◆ Short problem
Identify every line in the records below that contains the word "perubahan", and reproduce each one.

[Extracted data entries]
┄┄┄┄┄┄┄┄┄┄

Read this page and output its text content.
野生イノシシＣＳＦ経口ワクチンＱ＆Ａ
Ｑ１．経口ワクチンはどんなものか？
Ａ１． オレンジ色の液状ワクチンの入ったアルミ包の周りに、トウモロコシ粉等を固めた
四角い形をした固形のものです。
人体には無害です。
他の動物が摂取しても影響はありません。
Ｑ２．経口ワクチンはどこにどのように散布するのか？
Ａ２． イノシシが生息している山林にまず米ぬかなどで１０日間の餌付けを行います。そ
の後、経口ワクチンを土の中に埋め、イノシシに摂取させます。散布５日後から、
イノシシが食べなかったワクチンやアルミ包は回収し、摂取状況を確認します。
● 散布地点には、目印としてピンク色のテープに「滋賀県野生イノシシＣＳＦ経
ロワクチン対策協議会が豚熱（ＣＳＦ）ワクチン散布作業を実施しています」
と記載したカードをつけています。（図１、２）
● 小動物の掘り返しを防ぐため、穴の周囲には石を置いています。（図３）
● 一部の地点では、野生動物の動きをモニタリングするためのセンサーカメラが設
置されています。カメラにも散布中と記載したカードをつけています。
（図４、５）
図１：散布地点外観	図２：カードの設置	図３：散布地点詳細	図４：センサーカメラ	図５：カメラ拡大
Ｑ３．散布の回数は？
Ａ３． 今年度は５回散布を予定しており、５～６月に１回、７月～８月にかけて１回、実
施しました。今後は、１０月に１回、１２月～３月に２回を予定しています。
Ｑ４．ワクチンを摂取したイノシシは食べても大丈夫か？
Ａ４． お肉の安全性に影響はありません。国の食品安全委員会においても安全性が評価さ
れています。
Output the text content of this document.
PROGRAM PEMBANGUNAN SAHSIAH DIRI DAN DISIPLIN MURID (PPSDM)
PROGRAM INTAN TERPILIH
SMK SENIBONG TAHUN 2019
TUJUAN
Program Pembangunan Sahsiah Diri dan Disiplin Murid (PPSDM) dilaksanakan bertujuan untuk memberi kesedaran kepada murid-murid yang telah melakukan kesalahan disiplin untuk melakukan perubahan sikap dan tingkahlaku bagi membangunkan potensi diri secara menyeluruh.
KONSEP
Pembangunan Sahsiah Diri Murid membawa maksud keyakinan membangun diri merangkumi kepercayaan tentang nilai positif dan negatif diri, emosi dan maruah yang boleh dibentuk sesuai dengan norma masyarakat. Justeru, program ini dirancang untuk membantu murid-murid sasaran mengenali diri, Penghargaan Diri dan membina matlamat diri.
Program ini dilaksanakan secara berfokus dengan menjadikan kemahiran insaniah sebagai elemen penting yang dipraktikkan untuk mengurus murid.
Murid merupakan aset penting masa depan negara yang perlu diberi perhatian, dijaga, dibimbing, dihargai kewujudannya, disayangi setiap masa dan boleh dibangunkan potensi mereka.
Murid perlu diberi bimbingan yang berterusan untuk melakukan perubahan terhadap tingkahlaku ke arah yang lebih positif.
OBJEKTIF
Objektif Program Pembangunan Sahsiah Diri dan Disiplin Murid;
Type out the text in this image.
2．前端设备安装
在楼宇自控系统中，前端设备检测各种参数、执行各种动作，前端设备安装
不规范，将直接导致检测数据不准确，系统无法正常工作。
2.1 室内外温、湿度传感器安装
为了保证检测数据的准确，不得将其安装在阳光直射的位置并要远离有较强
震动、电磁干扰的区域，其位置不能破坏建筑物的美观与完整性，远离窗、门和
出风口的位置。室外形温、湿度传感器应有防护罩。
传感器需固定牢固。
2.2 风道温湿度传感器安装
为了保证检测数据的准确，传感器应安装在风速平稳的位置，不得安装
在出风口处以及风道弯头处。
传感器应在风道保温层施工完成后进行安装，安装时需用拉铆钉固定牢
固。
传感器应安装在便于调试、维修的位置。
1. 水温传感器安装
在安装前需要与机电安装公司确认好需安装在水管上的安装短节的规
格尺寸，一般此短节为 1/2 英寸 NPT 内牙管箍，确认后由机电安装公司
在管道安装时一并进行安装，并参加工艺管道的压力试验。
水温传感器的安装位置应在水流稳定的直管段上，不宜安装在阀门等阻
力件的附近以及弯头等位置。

┄┄┄┄┄┄┄┄┄┄

◆ Response to the task
Program Pembangunan Sahsiah Diri dan Disiplin Murid (PPSDM) dilaksanakan bertujuan untuk memberi kesedaran kepada murid-murid yang telah melakukan kesalahan disiplin untuk melakukan perubahan sikap dan tingkahlaku bagi membangunkan potensi diri secara menyeluruh.
Murid perlu diberi bimbingan yang berterusan untuk melakukan perubahan terhadap tingkahlaku ke arah yang lebih positif.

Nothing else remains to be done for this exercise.